Retype each entry below, keeping every character the same.

+++++

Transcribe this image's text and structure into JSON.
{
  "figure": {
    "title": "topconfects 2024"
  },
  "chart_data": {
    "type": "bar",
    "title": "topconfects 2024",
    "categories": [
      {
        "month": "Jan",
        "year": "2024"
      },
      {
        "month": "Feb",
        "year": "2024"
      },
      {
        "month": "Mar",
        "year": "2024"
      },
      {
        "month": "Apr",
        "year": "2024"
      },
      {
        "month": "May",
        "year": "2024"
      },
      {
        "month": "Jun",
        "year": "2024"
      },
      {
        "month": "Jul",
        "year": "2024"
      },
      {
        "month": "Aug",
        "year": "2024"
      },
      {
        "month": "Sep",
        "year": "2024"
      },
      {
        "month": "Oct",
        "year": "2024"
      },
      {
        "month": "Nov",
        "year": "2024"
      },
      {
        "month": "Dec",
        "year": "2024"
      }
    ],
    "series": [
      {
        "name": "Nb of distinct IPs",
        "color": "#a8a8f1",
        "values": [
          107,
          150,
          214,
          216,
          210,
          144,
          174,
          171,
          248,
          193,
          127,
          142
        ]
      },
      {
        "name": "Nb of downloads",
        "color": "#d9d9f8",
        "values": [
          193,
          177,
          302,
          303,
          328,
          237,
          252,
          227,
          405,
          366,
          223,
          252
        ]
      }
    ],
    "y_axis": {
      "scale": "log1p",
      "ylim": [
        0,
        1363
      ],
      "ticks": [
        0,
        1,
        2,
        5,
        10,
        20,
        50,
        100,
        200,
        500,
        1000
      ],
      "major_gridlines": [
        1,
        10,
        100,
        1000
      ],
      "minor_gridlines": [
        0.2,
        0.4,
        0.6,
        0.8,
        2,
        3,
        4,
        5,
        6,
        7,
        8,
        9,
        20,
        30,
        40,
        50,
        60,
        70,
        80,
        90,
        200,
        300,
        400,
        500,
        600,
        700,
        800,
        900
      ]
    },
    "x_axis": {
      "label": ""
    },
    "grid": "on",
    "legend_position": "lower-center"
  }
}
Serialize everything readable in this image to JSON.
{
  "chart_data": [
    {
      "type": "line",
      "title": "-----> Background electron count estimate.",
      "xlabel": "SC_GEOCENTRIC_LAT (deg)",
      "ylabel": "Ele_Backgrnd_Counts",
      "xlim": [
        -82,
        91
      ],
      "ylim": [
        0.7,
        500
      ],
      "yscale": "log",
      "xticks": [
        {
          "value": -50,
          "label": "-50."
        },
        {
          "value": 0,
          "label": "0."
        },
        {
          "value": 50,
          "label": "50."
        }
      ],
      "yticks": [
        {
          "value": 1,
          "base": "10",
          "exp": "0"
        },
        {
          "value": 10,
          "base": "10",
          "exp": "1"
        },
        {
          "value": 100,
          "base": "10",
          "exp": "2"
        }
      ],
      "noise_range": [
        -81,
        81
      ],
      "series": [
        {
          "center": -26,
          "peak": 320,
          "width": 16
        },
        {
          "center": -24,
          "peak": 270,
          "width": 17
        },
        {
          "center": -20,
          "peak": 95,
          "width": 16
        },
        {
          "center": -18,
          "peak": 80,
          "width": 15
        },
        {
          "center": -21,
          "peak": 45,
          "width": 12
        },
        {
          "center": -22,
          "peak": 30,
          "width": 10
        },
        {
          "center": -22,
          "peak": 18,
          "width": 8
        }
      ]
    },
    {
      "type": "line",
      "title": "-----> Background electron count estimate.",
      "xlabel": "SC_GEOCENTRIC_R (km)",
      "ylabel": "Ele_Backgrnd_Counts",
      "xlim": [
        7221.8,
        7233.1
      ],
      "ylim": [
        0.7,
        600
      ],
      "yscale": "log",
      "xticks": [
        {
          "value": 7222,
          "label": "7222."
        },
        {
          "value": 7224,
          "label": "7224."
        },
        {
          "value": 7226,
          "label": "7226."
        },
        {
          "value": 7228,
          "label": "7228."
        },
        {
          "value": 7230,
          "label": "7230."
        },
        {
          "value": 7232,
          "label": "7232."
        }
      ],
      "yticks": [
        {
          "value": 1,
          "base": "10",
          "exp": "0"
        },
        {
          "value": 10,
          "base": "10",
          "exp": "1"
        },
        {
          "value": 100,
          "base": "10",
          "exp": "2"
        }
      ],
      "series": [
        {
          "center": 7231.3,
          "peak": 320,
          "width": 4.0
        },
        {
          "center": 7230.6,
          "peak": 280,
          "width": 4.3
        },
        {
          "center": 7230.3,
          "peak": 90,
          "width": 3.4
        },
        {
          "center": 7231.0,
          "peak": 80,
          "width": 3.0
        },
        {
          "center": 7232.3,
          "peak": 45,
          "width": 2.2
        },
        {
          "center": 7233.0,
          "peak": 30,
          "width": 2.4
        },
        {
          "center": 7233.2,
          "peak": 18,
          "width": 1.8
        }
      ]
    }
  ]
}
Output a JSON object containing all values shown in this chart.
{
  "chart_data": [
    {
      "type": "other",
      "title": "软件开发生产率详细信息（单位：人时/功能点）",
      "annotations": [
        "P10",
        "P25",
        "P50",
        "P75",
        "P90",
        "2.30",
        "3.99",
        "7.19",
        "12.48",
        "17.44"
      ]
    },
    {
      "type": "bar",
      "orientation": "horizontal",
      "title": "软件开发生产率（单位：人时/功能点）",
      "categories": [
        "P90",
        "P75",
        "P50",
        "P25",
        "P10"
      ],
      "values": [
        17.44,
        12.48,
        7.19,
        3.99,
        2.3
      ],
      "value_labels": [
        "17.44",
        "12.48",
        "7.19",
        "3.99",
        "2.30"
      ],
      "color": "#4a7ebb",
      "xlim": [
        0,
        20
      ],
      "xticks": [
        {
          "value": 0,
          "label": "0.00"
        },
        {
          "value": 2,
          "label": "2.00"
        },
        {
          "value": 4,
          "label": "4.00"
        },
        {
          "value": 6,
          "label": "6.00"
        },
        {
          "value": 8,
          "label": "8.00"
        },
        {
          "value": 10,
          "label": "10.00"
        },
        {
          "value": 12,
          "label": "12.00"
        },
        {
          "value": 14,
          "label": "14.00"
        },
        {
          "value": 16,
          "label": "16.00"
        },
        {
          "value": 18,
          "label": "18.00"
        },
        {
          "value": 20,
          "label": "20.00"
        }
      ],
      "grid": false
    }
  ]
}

+++++

- _Solution to the problem_
Transcribe this image's text and structure into JSON.
{
  "figure": {
    "title": "topconfects 2024"
  },
  "chart_data": {
    "type": "bar",
    "title": "topconfects 2024",
    "categories": [
      {
        "month": "Jan",
        "year": "2024"
      },
      {
        "month": "Feb",
        "year": "2024"
      },
      {
        "month": "Mar",
        "year": "2024"
      },
      {
        "month": "Apr",
        "year": "2024"
      },
      {
        "month": "May",
        "year": "2024"
      },
      {
        "month": "Jun",
        "year": "2024"
      },
      {
        "month": "Jul",
        "year": "2024"
      },
      {
        "month": "Aug",
        "year": "2024"
      },
      {
        "month": "Sep",
        "year": "2024"
      },
      {
        "month": "Oct",
        "year": "2024"
      },
      {
        "month": "Nov",
        "year": "2024"
      },
      {
        "month": "Dec",
        "year": "2024"
      }
    ],
    "series": [
      {
        "name": "Nb of distinct IPs",
        "color": "#a8a8f1",
        "values": [
          107,
          150,
          214,
          216,
          210,
          144,
          174,
          171,
          248,
          193,
          127,
          142
        ]
      },
      {
        "name": "Nb of downloads",
        "color": "#d9d9f8",
        "values": [
          193,
          177,
          302,
          303,
          328,
          237,
          252,
          227,
          405,
          366,
          223,
          252
        ]
      }
    ],
    "y_axis": {
      "scale": "log1p",
      "ylim": [
        0,
        1363
      ],
      "ticks": [
        0,
        1,
        2,
        5,
        10,
        20,
        50,
        100,
        200,
        500,
        1000
      ],
      "major_gridlines": [
        1,
        10,
        100,
        1000
      ],
      "minor_gridlines": [
        0.2,
        0.4,
        0.6,
        0.8,
        2,
        3,
        4,
        5,
        6,
        7,
        8,
        9,
        20,
        30,
        40,
        50,
        60,
        70,
        80,
        90,
        200,
        300,
        400,
        500,
        600,
        700,
        800,
        900
      ]
    },
    "x_axis": {
      "label": ""
    },
    "grid": "on",
    "legend_position": "lower-center"
  }
}
Serialize everything readable in this image to JSON.
{
  "chart_data": [
    {
      "type": "line",
      "title": "-----> Background electron count estimate.",
      "xlabel": "SC_GEOCENTRIC_LAT (deg)",
      "ylabel": "Ele_Backgrnd_Counts",
      "xlim": [
        -82,
        91
      ],
      "ylim": [
        0.7,
        500
      ],
      "yscale": "log",
      "xticks": [
        {
          "value": -50,
          "label": "-50."
        },
        {
          "value": 0,
          "label": "0."
        },
        {
          "value": 50,
          "label": "50."
        }
      ],
      "yticks": [
        {
          "value": 1,
          "base": "10",
          "exp": "0"
        },
        {
          "value": 10,
          "base": "10",
          "exp": "1"
        },
        {
          "value": 100,
          "base": "10",
          "exp": "2"
        }
      ],
      "noise_range": [
        -81,
        81
      ],
      "series": [
        {
          "center": -26,
          "peak": 320,
          "width": 16
        },
        {
          "center": -24,
          "peak": 270,
          "width": 17
        },
        {
          "center": -20,
          "peak": 95,
          "width": 16
        },
        {
          "center": -18,
          "peak": 80,
          "width": 15
        },
        {
          "center": -21,
          "peak": 45,
          "width": 12
        },
        {
          "center": -22,
          "peak": 30,
          "width": 10
        },
        {
          "center": -22,
          "peak": 18,
          "width": 8
        }
      ]
    },
    {
      "type": "line",
      "title": "-----> Background electron count estimate.",
      "xlabel": "SC_GEOCENTRIC_R (km)",
      "ylabel": "Ele_Backgrnd_Counts",
      "xlim": [
        7221.8,
        7233.1
      ],
      "ylim": [
        0.7,
        600
      ],
      "yscale": "log",
      "xticks": [
        {
          "value": 7222,
          "label": "7222."
        },
        {
          "value": 7224,
          "label": "7224."
        },
        {
          "value": 7226,
          "label": "7226."
        },
        {
          "value": 7228,
          "label": "7228."
        },
        {
          "value": 7230,
          "label": "7230."
        },
        {
          "value": 7232,
          "label": "7232."
        }
      ],
      "yticks": [
        {
          "value": 1,
          "base": "10",
          "exp": "0"
        },
        {
          "value": 10,
          "base": "10",
          "exp": "1"
        },
        {
          "value": 100,
          "base": "10",
          "exp": "2"
        }
      ],
      "series": [
        {
          "center": 7231.3,
          "peak": 320,
          "width": 4.0
        },
        {
          "center": 7230.6,
          "peak": 280,
          "width": 4.3
        },
        {
          "center": 7230.3,
          "peak": 90,
          "width": 3.4
        },
        {
          "center": 7231.0,
          "peak": 80,
          "width": 3.0
        },
        {
          "center": 7232.3,
          "peak": 45,
          "width": 2.2
        },
        {
          "center": 7233.0,
          "peak": 30,
          "width": 2.4
        },
        {
          "center": 7233.2,
          "peak": 18,
          "width": 1.8
        }
      ]
    }
  ]
}
Output a JSON object containing all values shown in this chart.
{
  "chart_data": [
    {
      "type": "other",
      "title": "软件开发生产率详细信息（单位：人时/功能点）",
      "annotations": [
        "P10",
        "P25",
        "P50",
        "P75",
        "P90",
        "2.30",
        "3.99",
        "7.19",
        "12.48",
        "17.44"
      ]
    },
    {
      "type": "bar",
      "orientation": "horizontal",
      "title": "软件开发生产率（单位：人时/功能点）",
      "categories": [
        "P90",
        "P75",
        "P50",
        "P25",
        "P10"
      ],
      "values": [
        17.44,
        12.48,
        7.19,
        3.99,
        2.3
      ],
      "value_labels": [
        "17.44",
        "12.48",
        "7.19",
        "3.99",
        "2.30"
      ],
      "color": "#4a7ebb",
      "xlim": [
        0,
        20
      ],
      "xticks": [
        {
          "value": 0,
          "label": "0.00"
        },
        {
          "value": 2,
          "label": "2.00"
        },
        {
          "value": 4,
          "label": "4.00"
        },
        {
          "value": 6,
          "label": "6.00"
        },
        {
          "value": 8,
          "label": "8.00"
        },
        {
          "value": 10,
          "label": "10.00"
        },
        {
          "value": 12,
          "label": "12.00"
        },
        {
          "value": 14,
          "label": "14.00"
        },
        {
          "value": 16,
          "label": "16.00"
        },
        {
          "value": 18,
          "label": "18.00"
        },
        {
          "value": 20,
          "label": "20.00"
        }
      ],
      "grid": false
    }
  ]
}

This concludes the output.